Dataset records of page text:
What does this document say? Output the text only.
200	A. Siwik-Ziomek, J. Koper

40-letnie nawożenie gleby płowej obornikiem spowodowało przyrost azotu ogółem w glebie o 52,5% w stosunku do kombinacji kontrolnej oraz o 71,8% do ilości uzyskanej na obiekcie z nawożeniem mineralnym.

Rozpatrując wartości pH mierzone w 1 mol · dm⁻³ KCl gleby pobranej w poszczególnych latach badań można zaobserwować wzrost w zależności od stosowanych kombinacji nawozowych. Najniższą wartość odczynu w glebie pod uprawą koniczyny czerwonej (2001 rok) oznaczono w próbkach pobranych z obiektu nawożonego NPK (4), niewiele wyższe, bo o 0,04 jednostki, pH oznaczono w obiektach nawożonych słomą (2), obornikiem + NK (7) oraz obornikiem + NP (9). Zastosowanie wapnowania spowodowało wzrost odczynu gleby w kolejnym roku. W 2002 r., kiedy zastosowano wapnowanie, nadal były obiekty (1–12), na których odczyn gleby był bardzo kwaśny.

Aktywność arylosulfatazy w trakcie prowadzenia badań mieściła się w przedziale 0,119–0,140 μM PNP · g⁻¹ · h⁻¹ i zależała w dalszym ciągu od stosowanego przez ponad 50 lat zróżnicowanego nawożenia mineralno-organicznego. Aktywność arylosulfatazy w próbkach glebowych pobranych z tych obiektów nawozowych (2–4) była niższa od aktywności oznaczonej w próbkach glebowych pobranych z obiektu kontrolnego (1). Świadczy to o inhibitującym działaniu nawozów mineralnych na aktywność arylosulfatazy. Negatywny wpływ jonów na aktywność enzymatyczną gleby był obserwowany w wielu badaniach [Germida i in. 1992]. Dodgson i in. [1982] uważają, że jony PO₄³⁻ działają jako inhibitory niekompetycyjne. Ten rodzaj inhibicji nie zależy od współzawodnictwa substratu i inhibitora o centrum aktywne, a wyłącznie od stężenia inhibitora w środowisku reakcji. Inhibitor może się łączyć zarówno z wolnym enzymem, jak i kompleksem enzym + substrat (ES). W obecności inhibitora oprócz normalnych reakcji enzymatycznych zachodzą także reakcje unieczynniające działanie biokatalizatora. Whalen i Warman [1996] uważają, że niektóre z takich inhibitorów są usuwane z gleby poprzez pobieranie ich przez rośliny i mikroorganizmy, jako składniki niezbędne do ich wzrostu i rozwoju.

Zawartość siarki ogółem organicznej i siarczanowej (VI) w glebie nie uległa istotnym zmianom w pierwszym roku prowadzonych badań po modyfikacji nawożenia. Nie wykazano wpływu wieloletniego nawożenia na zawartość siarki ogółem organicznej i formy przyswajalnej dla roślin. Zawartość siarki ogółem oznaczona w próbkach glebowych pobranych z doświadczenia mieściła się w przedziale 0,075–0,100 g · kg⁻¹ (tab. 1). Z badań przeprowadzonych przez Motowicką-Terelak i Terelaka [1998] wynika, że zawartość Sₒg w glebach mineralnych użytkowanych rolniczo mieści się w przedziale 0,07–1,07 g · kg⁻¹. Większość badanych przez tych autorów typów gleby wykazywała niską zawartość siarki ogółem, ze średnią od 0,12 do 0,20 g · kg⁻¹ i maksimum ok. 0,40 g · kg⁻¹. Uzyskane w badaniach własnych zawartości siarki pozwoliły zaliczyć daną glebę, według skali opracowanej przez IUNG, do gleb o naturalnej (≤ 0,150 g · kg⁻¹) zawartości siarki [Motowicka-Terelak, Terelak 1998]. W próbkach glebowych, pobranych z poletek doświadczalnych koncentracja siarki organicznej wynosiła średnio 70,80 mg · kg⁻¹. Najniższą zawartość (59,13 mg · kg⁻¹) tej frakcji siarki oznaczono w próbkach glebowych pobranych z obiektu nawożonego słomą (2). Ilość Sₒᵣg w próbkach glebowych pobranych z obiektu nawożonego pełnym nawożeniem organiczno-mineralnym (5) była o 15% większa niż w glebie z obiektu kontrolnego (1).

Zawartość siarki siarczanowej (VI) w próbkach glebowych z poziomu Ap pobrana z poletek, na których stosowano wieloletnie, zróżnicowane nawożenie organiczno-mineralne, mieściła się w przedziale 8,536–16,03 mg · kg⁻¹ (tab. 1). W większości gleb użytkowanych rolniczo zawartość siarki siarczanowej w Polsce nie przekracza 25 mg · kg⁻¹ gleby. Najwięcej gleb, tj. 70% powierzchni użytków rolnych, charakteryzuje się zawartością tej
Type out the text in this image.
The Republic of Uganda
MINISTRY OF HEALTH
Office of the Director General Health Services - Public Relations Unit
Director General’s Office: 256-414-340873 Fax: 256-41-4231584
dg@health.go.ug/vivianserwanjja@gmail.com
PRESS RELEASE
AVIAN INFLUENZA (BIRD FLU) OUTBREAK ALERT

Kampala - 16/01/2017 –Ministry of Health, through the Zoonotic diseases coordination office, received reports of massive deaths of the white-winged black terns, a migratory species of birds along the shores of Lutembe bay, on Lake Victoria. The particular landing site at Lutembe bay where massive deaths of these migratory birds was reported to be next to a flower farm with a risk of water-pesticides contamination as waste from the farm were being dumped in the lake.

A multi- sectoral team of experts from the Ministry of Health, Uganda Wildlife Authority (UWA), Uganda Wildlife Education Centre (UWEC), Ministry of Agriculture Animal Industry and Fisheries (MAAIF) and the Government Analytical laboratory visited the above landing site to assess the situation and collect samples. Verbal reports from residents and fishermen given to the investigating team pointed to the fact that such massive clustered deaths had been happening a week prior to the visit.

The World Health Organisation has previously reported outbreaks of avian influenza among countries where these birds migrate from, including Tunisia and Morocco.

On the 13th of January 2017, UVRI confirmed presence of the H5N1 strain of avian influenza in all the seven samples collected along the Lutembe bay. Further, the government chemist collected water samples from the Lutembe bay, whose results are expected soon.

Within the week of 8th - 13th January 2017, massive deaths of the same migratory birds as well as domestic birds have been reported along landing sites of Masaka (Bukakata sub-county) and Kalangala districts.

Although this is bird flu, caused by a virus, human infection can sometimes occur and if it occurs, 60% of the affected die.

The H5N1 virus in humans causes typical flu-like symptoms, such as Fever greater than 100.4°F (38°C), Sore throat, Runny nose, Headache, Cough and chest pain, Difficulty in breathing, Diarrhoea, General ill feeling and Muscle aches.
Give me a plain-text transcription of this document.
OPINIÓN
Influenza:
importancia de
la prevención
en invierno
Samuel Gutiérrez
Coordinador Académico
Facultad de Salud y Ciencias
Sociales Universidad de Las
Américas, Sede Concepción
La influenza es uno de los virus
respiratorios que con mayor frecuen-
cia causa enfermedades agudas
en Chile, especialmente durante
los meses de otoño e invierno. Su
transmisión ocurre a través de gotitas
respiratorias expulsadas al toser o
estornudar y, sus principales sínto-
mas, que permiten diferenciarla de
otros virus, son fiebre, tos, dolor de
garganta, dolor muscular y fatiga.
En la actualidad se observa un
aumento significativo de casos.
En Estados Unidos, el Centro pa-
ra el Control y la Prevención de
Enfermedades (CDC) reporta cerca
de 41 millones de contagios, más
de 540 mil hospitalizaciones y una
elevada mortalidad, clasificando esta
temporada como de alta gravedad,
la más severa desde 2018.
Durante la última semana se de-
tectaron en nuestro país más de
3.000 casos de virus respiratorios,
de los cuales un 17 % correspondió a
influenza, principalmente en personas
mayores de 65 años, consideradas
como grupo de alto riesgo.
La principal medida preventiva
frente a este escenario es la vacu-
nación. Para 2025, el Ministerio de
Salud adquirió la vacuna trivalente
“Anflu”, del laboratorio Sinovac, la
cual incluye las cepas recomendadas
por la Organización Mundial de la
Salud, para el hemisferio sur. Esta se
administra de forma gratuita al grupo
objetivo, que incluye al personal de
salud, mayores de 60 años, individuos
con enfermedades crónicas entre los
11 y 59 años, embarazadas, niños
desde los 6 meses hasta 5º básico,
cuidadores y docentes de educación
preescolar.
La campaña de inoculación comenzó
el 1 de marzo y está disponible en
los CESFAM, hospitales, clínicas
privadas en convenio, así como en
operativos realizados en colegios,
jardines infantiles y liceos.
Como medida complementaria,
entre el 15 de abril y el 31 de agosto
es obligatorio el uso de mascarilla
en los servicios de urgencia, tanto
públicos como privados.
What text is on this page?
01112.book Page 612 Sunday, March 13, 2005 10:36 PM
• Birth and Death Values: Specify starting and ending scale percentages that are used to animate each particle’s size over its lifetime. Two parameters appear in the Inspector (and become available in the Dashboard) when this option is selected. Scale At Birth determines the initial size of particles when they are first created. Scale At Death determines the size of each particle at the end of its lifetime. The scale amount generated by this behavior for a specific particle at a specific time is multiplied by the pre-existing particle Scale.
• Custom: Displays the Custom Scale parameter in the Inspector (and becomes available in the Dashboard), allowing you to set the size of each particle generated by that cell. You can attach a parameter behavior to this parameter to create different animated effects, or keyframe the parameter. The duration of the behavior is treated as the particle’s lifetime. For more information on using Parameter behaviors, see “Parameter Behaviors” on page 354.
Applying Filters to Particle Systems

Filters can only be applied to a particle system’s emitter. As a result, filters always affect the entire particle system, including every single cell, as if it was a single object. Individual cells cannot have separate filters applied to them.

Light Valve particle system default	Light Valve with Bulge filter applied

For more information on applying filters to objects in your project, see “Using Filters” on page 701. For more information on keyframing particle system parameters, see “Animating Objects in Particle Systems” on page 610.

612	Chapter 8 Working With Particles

Exercise description
Filter the records for lines containing the word "available" and copy each one.

Output for this exercise
• Birth and Death Values: Specify starting and ending scale percentages that are used to animate each particle’s size over its lifetime. Two parameters appear in the Inspector (and become available in the Dashboard) when this option is selected. Scale At Birth determines the initial size of particles when they are first created. Scale At Death determines the size of each particle at the end of its lifetime. The scale amount generated by this behavior for a specific particle at a specific time is multiplied by the pre-existing particle Scale.
• Custom: Displays the Custom Scale parameter in the Inspector (and becomes available in the Dashboard), allowing you to set the size of each particle generated by that cell. You can attach a parameter behavior to this parameter to create different animated effects, or keyframe the parameter. The duration of the behavior is treated as the particle’s lifetime. For more information on using Parameter behaviors, see “Parameter Behaviors” on page 354.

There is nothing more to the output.